■ WHAT YOU SHOULD DO: Restate the entries below word for word, omitting nothing.

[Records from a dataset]
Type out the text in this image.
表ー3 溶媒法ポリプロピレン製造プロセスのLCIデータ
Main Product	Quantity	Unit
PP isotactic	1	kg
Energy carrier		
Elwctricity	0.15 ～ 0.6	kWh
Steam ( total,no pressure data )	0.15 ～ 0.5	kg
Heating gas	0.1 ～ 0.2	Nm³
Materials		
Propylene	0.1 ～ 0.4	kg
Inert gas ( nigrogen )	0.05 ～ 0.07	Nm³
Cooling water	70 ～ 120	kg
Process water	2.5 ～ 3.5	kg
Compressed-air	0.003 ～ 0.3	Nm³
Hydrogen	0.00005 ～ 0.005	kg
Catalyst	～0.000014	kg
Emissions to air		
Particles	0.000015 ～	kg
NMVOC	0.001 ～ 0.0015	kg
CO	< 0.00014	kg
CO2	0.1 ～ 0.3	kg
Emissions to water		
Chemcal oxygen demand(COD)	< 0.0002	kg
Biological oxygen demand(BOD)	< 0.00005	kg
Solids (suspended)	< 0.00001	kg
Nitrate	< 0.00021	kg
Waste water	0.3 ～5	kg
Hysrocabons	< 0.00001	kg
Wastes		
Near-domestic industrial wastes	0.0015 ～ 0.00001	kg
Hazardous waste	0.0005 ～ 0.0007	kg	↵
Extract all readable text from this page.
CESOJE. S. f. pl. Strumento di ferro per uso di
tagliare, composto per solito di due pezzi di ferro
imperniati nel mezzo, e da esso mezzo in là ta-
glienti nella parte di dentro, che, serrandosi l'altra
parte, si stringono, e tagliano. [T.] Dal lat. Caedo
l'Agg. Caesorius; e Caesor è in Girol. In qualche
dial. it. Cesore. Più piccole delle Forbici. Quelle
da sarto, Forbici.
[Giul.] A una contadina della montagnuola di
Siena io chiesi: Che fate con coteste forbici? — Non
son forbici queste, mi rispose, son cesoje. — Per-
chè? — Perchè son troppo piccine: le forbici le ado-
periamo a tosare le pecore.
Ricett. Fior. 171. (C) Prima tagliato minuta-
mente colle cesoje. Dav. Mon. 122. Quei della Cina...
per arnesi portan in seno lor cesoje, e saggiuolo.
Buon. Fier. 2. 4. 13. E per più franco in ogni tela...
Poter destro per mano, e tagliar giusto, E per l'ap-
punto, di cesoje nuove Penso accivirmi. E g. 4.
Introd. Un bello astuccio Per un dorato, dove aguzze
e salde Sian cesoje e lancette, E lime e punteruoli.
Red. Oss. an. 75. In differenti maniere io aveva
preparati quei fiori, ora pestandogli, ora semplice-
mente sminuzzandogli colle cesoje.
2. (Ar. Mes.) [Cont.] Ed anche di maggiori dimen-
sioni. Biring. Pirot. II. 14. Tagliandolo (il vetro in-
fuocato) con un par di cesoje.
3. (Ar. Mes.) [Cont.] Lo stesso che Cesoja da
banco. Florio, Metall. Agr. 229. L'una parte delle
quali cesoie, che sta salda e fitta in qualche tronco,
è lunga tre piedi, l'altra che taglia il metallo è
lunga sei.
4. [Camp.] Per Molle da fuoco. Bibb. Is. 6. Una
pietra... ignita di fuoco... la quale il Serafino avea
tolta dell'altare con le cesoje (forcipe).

■ TASK SOLUTION:
Type out the text in this image.
表ー3 溶媒法ポリプロピレン製造プロセスのLCIデータ
Main Product	Quantity	Unit
PP isotactic	1	kg
Energy carrier		
Elwctricity	0.15 ～ 0.6	kWh
Steam ( total,no pressure data )	0.15 ～ 0.5	kg
Heating gas	0.1 ～ 0.2	Nm³
Materials		
Propylene	0.1 ～ 0.4	kg
Inert gas ( nigrogen )	0.05 ～ 0.07	Nm³
Cooling water	70 ～ 120	kg
Process water	2.5 ～ 3.5	kg
Compressed-air	0.003 ～ 0.3	Nm³
Hydrogen	0.00005 ～ 0.005	kg
Catalyst	～0.000014	kg
Emissions to air		
Particles	0.000015 ～	kg
NMVOC	0.001 ～ 0.0015	kg
CO	< 0.00014	kg
CO2	0.1 ～ 0.3	kg
Emissions to water		
Chemcal oxygen demand(COD)	< 0.0002	kg
Biological oxygen demand(BOD)	< 0.00005	kg
Solids (suspended)	< 0.00001	kg
Nitrate	< 0.00021	kg
Waste water	0.3 ～5	kg
Hysrocabons	< 0.00001	kg
Wastes		
Near-domestic industrial wastes	0.0015 ～ 0.00001	kg
Hazardous waste	0.0005 ～ 0.0007	kg	↵
Extract all readable text from this page.
CESOJE. S. f. pl. Strumento di ferro per uso di
tagliare, composto per solito di due pezzi di ferro
imperniati nel mezzo, e da esso mezzo in là ta-
glienti nella parte di dentro, che, serrandosi l'altra
parte, si stringono, e tagliano. [T.] Dal lat. Caedo
l'Agg. Caesorius; e Caesor è in Girol. In qualche
dial. it. Cesore. Più piccole delle Forbici. Quelle
da sarto, Forbici.
[Giul.] A una contadina della montagnuola di
Siena io chiesi: Che fate con coteste forbici? — Non
son forbici queste, mi rispose, son cesoje. — Per-
chè? — Perchè son troppo piccine: le forbici le ado-
periamo a tosare le pecore.
Ricett. Fior. 171. (C) Prima tagliato minuta-
mente colle cesoje. Dav. Mon. 122. Quei della Cina...
per arnesi portan in seno lor cesoje, e saggiuolo.
Buon. Fier. 2. 4. 13. E per più franco in ogni tela...
Poter destro per mano, e tagliar giusto, E per l'ap-
punto, di cesoje nuove Penso accivirmi. E g. 4.
Introd. Un bello astuccio Per un dorato, dove aguzze
e salde Sian cesoje e lancette, E lime e punteruoli.
Red. Oss. an. 75. In differenti maniere io aveva
preparati quei fiori, ora pestandogli, ora semplice-
mente sminuzzandogli colle cesoje.
2. (Ar. Mes.) [Cont.] Ed anche di maggiori dimen-
sioni. Biring. Pirot. II. 14. Tagliandolo (il vetro in-
fuocato) con un par di cesoje.
3. (Ar. Mes.) [Cont.] Lo stesso che Cesoja da
banco. Florio, Metall. Agr. 229. L'una parte delle
quali cesoie, che sta salda e fitta in qualche tronco,
è lunga tre piedi, l'altra che taglia il metallo è
lunga sei.
4. [Camp.] Per Molle da fuoco. Bibb. Is. 6. Una
pietra... ignita di fuoco... la quale il Serafino avea
tolta dell'altare con le cesoje (forcipe).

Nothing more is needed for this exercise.